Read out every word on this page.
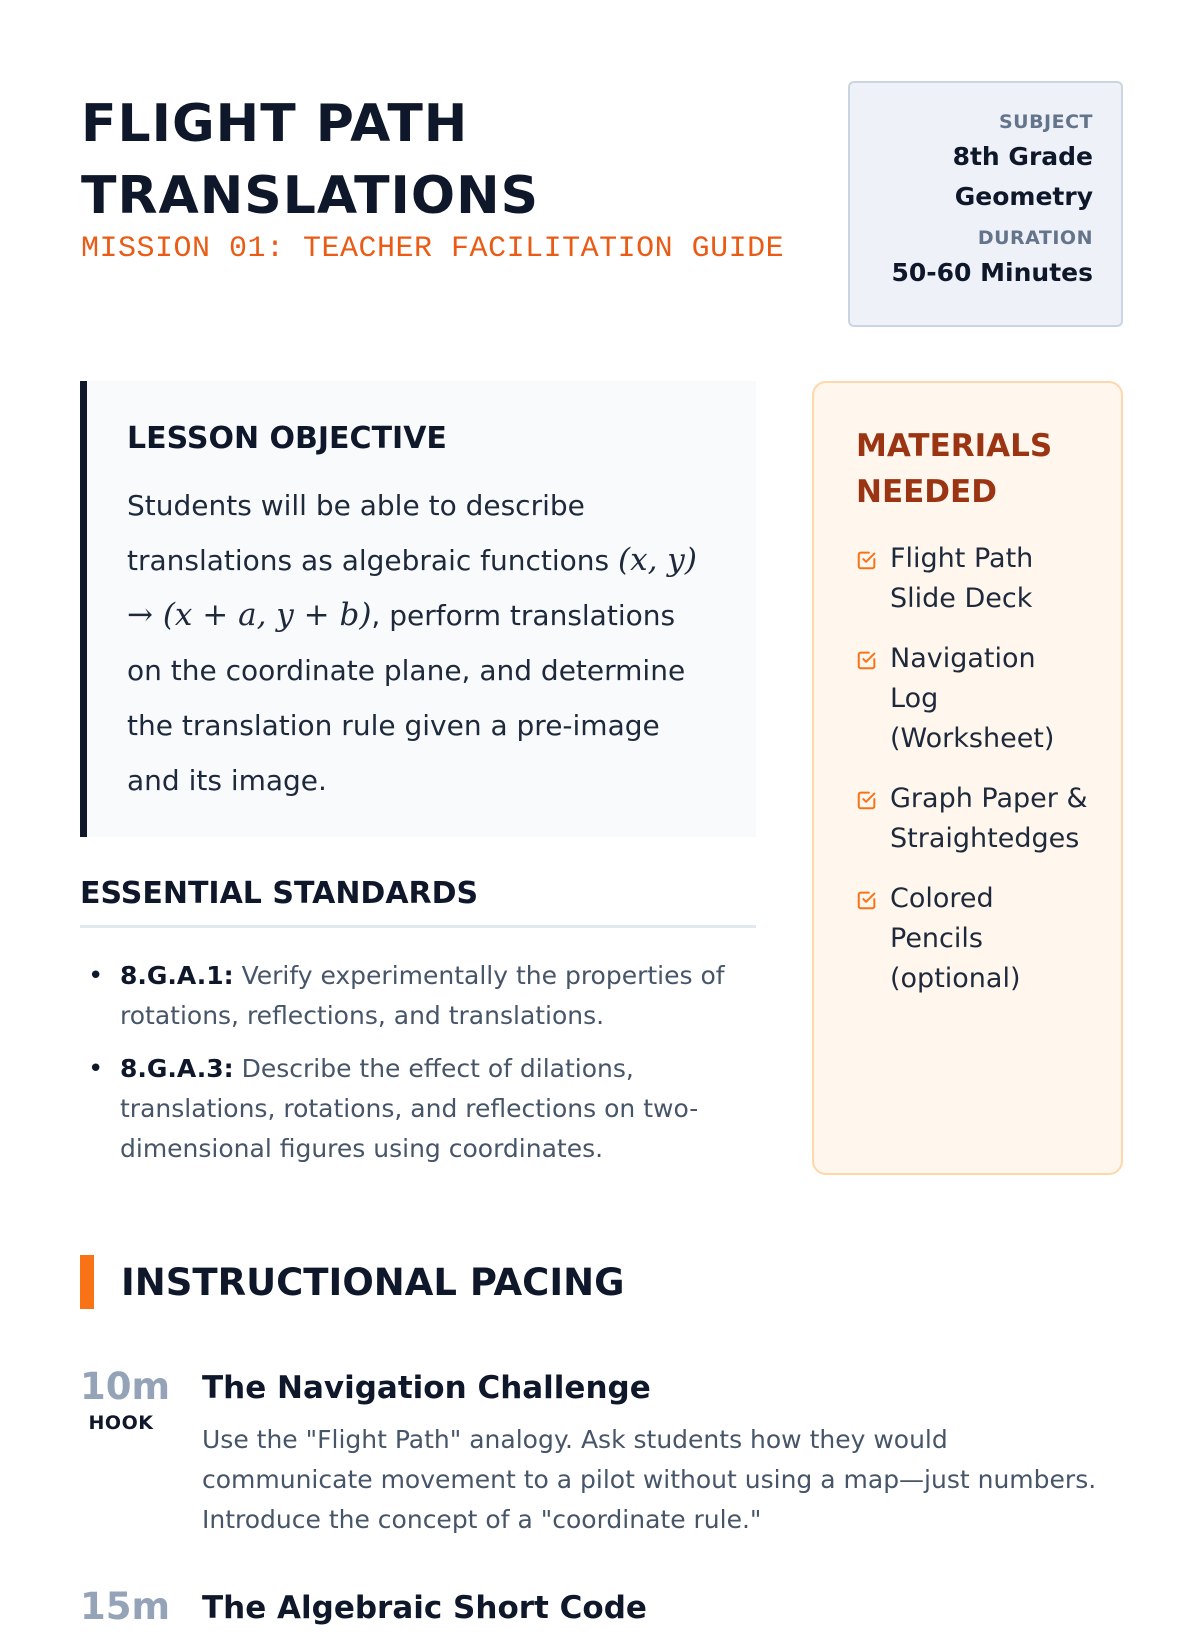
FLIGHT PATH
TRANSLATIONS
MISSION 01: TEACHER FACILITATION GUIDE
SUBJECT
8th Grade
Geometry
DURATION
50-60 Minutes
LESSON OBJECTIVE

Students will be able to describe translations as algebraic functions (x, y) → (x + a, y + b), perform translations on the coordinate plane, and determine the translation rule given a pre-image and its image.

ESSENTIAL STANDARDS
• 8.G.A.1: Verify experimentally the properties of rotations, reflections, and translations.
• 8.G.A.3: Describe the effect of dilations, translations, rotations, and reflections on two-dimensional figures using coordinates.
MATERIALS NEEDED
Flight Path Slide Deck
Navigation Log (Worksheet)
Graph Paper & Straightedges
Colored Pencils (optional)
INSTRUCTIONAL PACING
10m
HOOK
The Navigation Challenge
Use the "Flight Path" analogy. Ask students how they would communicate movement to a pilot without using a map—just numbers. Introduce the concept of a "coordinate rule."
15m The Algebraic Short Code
********
■ **OBJECTIVE**:
Every record above should be written out again without change, except that the pictures are left out.

■ **CORRECT ANSWER**:
Read out every word on this page.
FLIGHT PATH
TRANSLATIONS
MISSION 01: TEACHER FACILITATION GUIDE
SUBJECT
8th Grade
Geometry
DURATION
50-60 Minutes
LESSON OBJECTIVE

Students will be able to describe translations as algebraic functions (x, y) → (x + a, y + b), perform translations on the coordinate plane, and determine the translation rule given a pre-image and its image.

ESSENTIAL STANDARDS
• 8.G.A.1: Verify experimentally the properties of rotations, reflections, and translations.
• 8.G.A.3: Describe the effect of dilations, translations, rotations, and reflections on two-dimensional figures using coordinates.
MATERIALS NEEDED
Flight Path Slide Deck
Navigation Log (Worksheet)
Graph Paper & Straightedges
Colored Pencils (optional)
INSTRUCTIONAL PACING
10m
HOOK
The Navigation Challenge
Use the "Flight Path" analogy. Ask students how they would communicate movement to a pilot without using a map—just numbers. Introduce the concept of a "coordinate rule."
15m The Algebraic Short Code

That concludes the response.